>> BEGIN Source records
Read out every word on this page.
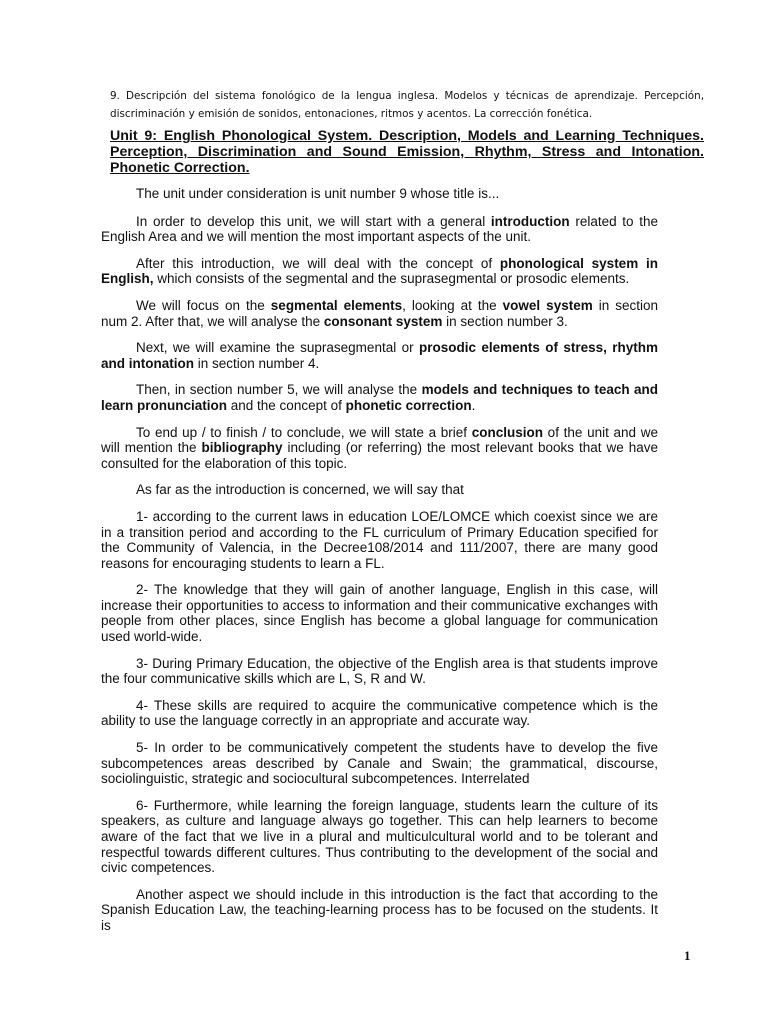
9. Descripción del sistema fonológico de la lengua inglesa. Modelos y técnicas de aprendizaje. Percepción, discriminación y emisión de sonidos, entonaciones, ritmos y acentos. La corrección fonética.
Unit 9: English Phonological System. Description, Models and Learning Techniques. Perception, Discrimination and Sound Emission, Rhythm, Stress and Intonation. Phonetic Correction.

The unit under consideration is unit number 9 whose title is...

In order to develop this unit, we will start with a general introduction related to the English Area and we will mention the most important aspects of the unit.

After this introduction, we will deal with the concept of phonological system in English, which consists of the segmental and the suprasegmental or prosodic elements.

We will focus on the segmental elements, looking at the vowel system in section num 2. After that, we will analyse the consonant system in section number 3.

Next, we will examine the suprasegmental or prosodic elements of stress, rhythm and intonation in section number 4.

Then, in section number 5, we will analyse the models and techniques to teach and learn pronunciation and the concept of phonetic correction.

To end up / to finish / to conclude, we will state a brief conclusion of the unit and we will mention the bibliography including (or referring) the most relevant books that we have consulted for the elaboration of this topic.

As far as the introduction is concerned, we will say that

1- according to the current laws in education LOE/LOMCE which coexist since we are in a transition period and according to the FL curriculum of Primary Education specified for the Community of Valencia, in the Decree108/2014 and 111/2007, there are many good reasons for encouraging students to learn a FL.

2- The knowledge that they will gain of another language, English in this case, will increase their opportunities to access to information and their communicative exchanges with people from other places, since English has become a global language for communication used world-wide.

3- During Primary Education, the objective of the English area is that students improve the four communicative skills which are L, S, R and W.

4- These skills are required to acquire the communicative competence which is the ability to use the language correctly in an appropriate and accurate way.

5- In order to be communicatively competent the students have to develop the five subcompetences areas described by Canale and Swain; the grammatical, discourse, sociolinguistic, strategic and sociocultural subcompetences. Interrelated

6- Furthermore, while learning the foreign language, students learn the culture of its speakers, as culture and language always go together. This can help learners to become aware of the fact that we live in a plural and multiculcultural world and to be tolerant and respectful towards different cultures. Thus contributing to the development of the social and civic competences.

Another aspect we should include in this introduction is the fact that according to the Spanish Education Law, the teaching-learning process has to be focused on the students. It is

1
>> END Source records
* **Goal**:
Copy every record above exactly, leaving out any pictures.

* **Task solution**:
Read out every word on this page.
9. Descripción del sistema fonológico de la lengua inglesa. Modelos y técnicas de aprendizaje. Percepción, discriminación y emisión de sonidos, entonaciones, ritmos y acentos. La corrección fonética.
Unit 9: English Phonological System. Description, Models and Learning Techniques. Perception, Discrimination and Sound Emission, Rhythm, Stress and Intonation. Phonetic Correction.

The unit under consideration is unit number 9 whose title is...

In order to develop this unit, we will start with a general introduction related to the English Area and we will mention the most important aspects of the unit.

After this introduction, we will deal with the concept of phonological system in English, which consists of the segmental and the suprasegmental or prosodic elements.

We will focus on the segmental elements, looking at the vowel system in section num 2. After that, we will analyse the consonant system in section number 3.

Next, we will examine the suprasegmental or prosodic elements of stress, rhythm and intonation in section number 4.

Then, in section number 5, we will analyse the models and techniques to teach and learn pronunciation and the concept of phonetic correction.

To end up / to finish / to conclude, we will state a brief conclusion of the unit and we will mention the bibliography including (or referring) the most relevant books that we have consulted for the elaboration of this topic.

As far as the introduction is concerned, we will say that

1- according to the current laws in education LOE/LOMCE which coexist since we are in a transition period and according to the FL curriculum of Primary Education specified for the Community of Valencia, in the Decree108/2014 and 111/2007, there are many good reasons for encouraging students to learn a FL.

2- The knowledge that they will gain of another language, English in this case, will increase their opportunities to access to information and their communicative exchanges with people from other places, since English has become a global language for communication used world-wide.

3- During Primary Education, the objective of the English area is that students improve the four communicative skills which are L, S, R and W.

4- These skills are required to acquire the communicative competence which is the ability to use the language correctly in an appropriate and accurate way.

5- In order to be communicatively competent the students have to develop the five subcompetences areas described by Canale and Swain; the grammatical, discourse, sociolinguistic, strategic and sociocultural subcompetences. Interrelated

6- Furthermore, while learning the foreign language, students learn the culture of its speakers, as culture and language always go together. This can help learners to become aware of the fact that we live in a plural and multiculcultural world and to be tolerant and respectful towards different cultures. Thus contributing to the development of the social and civic competences.

Another aspect we should include in this introduction is the fact that according to the Spanish Education Law, the teaching-learning process has to be focused on the students. It is

1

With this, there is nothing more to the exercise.